Task statement | Every line below that mentions the word "here" should be copied out.

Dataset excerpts
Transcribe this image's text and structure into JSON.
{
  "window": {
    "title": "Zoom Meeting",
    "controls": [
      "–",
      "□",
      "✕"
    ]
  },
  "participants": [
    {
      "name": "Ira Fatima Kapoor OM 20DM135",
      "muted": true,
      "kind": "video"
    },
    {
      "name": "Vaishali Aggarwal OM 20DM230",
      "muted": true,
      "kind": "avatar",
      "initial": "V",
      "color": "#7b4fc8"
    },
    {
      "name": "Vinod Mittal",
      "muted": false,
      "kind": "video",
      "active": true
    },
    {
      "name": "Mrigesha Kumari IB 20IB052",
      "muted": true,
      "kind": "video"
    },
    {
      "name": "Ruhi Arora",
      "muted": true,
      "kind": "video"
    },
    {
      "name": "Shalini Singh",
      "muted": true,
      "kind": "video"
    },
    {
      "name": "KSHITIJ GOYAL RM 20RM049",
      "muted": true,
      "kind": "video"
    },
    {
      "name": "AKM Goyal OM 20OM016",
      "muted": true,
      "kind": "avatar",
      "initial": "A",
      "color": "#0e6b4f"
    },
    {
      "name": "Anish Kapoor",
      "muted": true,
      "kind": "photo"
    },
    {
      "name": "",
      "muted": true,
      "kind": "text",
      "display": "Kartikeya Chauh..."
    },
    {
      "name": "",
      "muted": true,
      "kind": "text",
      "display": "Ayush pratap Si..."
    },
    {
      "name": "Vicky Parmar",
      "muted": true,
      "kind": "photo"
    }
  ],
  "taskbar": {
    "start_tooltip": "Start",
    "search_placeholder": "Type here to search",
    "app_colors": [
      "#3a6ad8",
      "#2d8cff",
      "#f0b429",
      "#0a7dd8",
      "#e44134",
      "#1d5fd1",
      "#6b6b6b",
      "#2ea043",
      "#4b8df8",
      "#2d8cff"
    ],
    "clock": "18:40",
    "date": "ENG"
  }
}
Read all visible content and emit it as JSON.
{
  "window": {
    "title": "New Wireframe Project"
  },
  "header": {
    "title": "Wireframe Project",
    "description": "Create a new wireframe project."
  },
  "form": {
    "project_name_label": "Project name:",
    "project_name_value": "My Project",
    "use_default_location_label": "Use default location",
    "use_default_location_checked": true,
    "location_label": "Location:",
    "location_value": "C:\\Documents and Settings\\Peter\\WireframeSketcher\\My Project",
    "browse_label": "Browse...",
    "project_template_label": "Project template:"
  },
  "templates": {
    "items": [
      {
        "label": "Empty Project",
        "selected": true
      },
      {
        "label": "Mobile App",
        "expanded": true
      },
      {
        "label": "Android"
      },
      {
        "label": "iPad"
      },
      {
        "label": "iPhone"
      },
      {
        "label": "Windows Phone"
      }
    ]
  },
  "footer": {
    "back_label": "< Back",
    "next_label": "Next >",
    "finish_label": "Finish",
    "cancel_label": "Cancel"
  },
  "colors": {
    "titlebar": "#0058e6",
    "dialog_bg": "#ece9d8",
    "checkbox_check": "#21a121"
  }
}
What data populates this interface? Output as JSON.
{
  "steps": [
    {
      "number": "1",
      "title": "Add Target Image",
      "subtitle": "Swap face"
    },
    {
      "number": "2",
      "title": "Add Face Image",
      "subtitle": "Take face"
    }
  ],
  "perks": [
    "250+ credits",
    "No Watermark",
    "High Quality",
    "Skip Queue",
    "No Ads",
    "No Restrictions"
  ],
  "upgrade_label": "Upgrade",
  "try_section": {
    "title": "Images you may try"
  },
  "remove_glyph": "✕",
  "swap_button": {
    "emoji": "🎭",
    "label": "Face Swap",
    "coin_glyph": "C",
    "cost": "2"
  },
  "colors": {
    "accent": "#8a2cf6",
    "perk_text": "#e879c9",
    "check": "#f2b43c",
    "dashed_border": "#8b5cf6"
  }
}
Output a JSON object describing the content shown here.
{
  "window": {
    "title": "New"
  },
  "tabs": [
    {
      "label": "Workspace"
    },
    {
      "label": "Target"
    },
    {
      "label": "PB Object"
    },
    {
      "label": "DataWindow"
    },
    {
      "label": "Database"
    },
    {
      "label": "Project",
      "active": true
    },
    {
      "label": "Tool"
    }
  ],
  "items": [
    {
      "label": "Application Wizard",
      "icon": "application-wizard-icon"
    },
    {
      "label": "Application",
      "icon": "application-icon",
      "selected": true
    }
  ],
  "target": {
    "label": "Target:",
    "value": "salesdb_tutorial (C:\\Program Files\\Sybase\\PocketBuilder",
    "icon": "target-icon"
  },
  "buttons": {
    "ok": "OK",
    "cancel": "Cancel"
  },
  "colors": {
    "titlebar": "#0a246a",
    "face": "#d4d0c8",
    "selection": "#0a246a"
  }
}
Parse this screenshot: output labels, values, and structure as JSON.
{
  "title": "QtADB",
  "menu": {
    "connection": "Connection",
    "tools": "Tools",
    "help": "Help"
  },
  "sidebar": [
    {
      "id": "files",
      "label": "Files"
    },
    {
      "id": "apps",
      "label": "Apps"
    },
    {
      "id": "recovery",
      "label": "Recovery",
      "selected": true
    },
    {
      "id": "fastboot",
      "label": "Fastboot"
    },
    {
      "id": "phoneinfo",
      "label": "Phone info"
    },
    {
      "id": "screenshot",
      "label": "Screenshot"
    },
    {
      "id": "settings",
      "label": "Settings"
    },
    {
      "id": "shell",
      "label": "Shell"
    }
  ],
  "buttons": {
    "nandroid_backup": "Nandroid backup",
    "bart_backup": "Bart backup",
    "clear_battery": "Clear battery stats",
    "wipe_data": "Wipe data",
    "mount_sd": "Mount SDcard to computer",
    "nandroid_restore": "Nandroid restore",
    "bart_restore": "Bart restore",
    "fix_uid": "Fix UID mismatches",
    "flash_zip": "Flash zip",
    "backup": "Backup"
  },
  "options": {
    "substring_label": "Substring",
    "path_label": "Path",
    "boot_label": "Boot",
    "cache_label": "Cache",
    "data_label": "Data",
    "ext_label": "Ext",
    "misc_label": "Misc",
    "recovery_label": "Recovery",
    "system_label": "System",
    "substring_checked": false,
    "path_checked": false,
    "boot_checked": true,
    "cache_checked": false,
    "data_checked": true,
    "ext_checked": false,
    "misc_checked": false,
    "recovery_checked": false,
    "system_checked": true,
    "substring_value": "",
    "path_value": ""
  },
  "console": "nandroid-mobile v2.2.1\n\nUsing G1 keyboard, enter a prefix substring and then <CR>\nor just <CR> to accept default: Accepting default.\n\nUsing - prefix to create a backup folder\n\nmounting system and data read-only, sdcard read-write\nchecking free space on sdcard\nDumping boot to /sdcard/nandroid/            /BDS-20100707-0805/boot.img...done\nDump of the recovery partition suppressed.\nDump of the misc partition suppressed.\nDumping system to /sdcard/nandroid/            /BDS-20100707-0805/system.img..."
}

Written answer |
    "search_placeholder": "Type here to search",
Output a JSON object describing the content shown here.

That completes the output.